> DATA ENTRIES:
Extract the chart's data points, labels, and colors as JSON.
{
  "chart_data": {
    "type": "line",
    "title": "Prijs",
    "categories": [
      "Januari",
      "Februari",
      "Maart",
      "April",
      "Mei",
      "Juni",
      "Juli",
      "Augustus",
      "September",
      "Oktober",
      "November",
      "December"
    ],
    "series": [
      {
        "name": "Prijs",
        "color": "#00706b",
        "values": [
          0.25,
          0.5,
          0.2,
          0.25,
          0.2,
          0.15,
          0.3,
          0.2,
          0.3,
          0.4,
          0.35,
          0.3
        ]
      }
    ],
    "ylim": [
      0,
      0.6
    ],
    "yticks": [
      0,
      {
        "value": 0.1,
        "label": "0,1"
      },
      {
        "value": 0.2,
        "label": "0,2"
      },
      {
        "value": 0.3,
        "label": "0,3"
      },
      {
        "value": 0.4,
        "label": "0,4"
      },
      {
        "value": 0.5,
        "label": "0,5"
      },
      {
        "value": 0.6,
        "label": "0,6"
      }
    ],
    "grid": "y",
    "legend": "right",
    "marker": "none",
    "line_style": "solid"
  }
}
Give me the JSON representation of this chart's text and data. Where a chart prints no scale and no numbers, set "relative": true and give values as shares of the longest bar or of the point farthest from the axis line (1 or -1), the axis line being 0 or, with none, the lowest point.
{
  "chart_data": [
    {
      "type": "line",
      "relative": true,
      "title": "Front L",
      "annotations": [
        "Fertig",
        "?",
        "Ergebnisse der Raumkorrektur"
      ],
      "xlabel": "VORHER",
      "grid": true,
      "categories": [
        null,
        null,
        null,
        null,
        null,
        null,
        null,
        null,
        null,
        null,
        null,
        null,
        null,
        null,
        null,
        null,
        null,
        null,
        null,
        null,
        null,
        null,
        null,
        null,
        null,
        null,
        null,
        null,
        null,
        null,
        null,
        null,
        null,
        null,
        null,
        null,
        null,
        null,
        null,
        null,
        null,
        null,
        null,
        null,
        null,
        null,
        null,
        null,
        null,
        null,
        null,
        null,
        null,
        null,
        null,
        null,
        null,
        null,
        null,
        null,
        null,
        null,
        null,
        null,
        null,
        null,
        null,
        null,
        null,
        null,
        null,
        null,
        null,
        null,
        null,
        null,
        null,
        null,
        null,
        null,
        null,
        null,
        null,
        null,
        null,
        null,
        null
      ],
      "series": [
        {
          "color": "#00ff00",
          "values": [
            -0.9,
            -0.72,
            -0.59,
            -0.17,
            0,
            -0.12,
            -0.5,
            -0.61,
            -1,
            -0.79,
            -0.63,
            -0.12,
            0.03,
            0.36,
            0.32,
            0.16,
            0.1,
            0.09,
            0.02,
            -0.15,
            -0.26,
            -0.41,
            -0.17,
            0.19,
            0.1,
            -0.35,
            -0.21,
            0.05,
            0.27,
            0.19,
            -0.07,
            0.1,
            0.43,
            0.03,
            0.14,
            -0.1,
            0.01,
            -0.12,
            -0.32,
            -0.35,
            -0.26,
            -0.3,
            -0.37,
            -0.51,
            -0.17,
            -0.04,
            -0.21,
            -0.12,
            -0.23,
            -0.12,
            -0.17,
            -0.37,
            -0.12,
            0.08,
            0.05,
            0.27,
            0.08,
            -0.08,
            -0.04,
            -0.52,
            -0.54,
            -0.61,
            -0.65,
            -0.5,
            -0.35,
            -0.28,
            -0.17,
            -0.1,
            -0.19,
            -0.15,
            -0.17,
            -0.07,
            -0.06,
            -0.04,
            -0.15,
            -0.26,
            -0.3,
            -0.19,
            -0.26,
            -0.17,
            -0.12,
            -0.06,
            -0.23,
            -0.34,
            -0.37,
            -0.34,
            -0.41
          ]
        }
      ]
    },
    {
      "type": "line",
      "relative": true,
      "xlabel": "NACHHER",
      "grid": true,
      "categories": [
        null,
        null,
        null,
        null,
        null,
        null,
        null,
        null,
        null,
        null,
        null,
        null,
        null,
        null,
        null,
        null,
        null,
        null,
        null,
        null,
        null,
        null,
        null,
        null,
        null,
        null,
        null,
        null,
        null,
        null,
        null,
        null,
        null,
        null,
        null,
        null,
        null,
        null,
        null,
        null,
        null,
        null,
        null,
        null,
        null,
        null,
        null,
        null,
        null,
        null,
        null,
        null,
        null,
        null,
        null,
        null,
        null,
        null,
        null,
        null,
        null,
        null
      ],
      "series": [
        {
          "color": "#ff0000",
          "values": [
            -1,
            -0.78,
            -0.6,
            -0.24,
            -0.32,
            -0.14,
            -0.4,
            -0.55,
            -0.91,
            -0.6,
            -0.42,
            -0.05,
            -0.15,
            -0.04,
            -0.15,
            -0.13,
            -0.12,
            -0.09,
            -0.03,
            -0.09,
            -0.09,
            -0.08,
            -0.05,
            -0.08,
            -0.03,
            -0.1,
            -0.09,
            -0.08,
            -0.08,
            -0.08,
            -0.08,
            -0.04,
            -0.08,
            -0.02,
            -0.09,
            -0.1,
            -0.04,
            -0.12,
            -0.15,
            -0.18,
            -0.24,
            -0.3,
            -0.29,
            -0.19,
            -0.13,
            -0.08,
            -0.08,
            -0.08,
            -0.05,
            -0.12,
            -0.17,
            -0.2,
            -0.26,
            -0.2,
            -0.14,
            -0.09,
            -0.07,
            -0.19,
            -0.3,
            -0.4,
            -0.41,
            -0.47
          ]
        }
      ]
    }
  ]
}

> EXERCISE GOAL:
The listing above must be transcribed exactly, line by line.

> FINISHED EXERCISE:
Extract the chart's data points, labels, and colors as JSON.
{
  "chart_data": {
    "type": "line",
    "title": "Prijs",
    "categories": [
      "Januari",
      "Februari",
      "Maart",
      "April",
      "Mei",
      "Juni",
      "Juli",
      "Augustus",
      "September",
      "Oktober",
      "November",
      "December"
    ],
    "series": [
      {
        "name": "Prijs",
        "color": "#00706b",
        "values": [
          0.25,
          0.5,
          0.2,
          0.25,
          0.2,
          0.15,
          0.3,
          0.2,
          0.3,
          0.4,
          0.35,
          0.3
        ]
      }
    ],
    "ylim": [
      0,
      0.6
    ],
    "yticks": [
      0,
      {
        "value": 0.1,
        "label": "0,1"
      },
      {
        "value": 0.2,
        "label": "0,2"
      },
      {
        "value": 0.3,
        "label": "0,3"
      },
      {
        "value": 0.4,
        "label": "0,4"
      },
      {
        "value": 0.5,
        "label": "0,5"
      },
      {
        "value": 0.6,
        "label": "0,6"
      }
    ],
    "grid": "y",
    "legend": "right",
    "marker": "none",
    "line_style": "solid"
  }
}
Give me the JSON representation of this chart's text and data. Where a chart prints no scale and no numbers, set "relative": true and give values as shares of the longest bar or of the point farthest from the axis line (1 or -1), the axis line being 0 or, with none, the lowest point.
{
  "chart_data": [
    {
      "type": "line",
      "relative": true,
      "title": "Front L",
      "annotations": [
        "Fertig",
        "?",
        "Ergebnisse der Raumkorrektur"
      ],
      "xlabel": "VORHER",
      "grid": true,
      "categories": [
        null,
        null,
        null,
        null,
        null,
        null,
        null,
        null,
        null,
        null,
        null,
        null,
        null,
        null,
        null,
        null,
        null,
        null,
        null,
        null,
        null,
        null,
        null,
        null,
        null,
        null,
        null,
        null,
        null,
        null,
        null,
        null,
        null,
        null,
        null,
        null,
        null,
        null,
        null,
        null,
        null,
        null,
        null,
        null,
        null,
        null,
        null,
        null,
        null,
        null,
        null,
        null,
        null,
        null,
        null,
        null,
        null,
        null,
        null,
        null,
        null,
        null,
        null,
        null,
        null,
        null,
        null,
        null,
        null,
        null,
        null,
        null,
        null,
        null,
        null,
        null,
        null,
        null,
        null,
        null,
        null,
        null,
        null,
        null,
        null,
        null,
        null
      ],
      "series": [
        {
          "color": "#00ff00",
          "values": [
            -0.9,
            -0.72,
            -0.59,
            -0.17,
            0,
            -0.12,
            -0.5,
            -0.61,
            -1,
            -0.79,
            -0.63,
            -0.12,
            0.03,
            0.36,
            0.32,
            0.16,
            0.1,
            0.09,
            0.02,
            -0.15,
            -0.26,
            -0.41,
            -0.17,
            0.19,
            0.1,
            -0.35,
            -0.21,
            0.05,
            0.27,
            0.19,
            -0.07,
            0.1,
            0.43,
            0.03,
            0.14,
            -0.1,
            0.01,
            -0.12,
            -0.32,
            -0.35,
            -0.26,
            -0.3,
            -0.37,
            -0.51,
            -0.17,
            -0.04,
            -0.21,
            -0.12,
            -0.23,
            -0.12,
            -0.17,
            -0.37,
            -0.12,
            0.08,
            0.05,
            0.27,
            0.08,
            -0.08,
            -0.04,
            -0.52,
            -0.54,
            -0.61,
            -0.65,
            -0.5,
            -0.35,
            -0.28,
            -0.17,
            -0.1,
            -0.19,
            -0.15,
            -0.17,
            -0.07,
            -0.06,
            -0.04,
            -0.15,
            -0.26,
            -0.3,
            -0.19,
            -0.26,
            -0.17,
            -0.12,
            -0.06,
            -0.23,
            -0.34,
            -0.37,
            -0.34,
            -0.41
          ]
        }
      ]
    },
    {
      "type": "line",
      "relative": true,
      "xlabel": "NACHHER",
      "grid": true,
      "categories": [
        null,
        null,
        null,
        null,
        null,
        null,
        null,
        null,
        null,
        null,
        null,
        null,
        null,
        null,
        null,
        null,
        null,
        null,
        null,
        null,
        null,
        null,
        null,
        null,
        null,
        null,
        null,
        null,
        null,
        null,
        null,
        null,
        null,
        null,
        null,
        null,
        null,
        null,
        null,
        null,
        null,
        null,
        null,
        null,
        null,
        null,
        null,
        null,
        null,
        null,
        null,
        null,
        null,
        null,
        null,
        null,
        null,
        null,
        null,
        null,
        null,
        null
      ],
      "series": [
        {
          "color": "#ff0000",
          "values": [
            -1,
            -0.78,
            -0.6,
            -0.24,
            -0.32,
            -0.14,
            -0.4,
            -0.55,
            -0.91,
            -0.6,
            -0.42,
            -0.05,
            -0.15,
            -0.04,
            -0.15,
            -0.13,
            -0.12,
            -0.09,
            -0.03,
            -0.09,
            -0.09,
            -0.08,
            -0.05,
            -0.08,
            -0.03,
            -0.1,
            -0.09,
            -0.08,
            -0.08,
            -0.08,
            -0.08,
            -0.04,
            -0.08,
            -0.02,
            -0.09,
            -0.1,
            -0.04,
            -0.12,
            -0.15,
            -0.18,
            -0.24,
            -0.3,
            -0.29,
            -0.19,
            -0.13,
            -0.08,
            -0.08,
            -0.08,
            -0.05,
            -0.12,
            -0.17,
            -0.2,
            -0.26,
            -0.2,
            -0.14,
            -0.09,
            -0.07,
            -0.19,
            -0.3,
            -0.4,
            -0.41,
            -0.47
          ]
        }
      ]
    }
  ]
}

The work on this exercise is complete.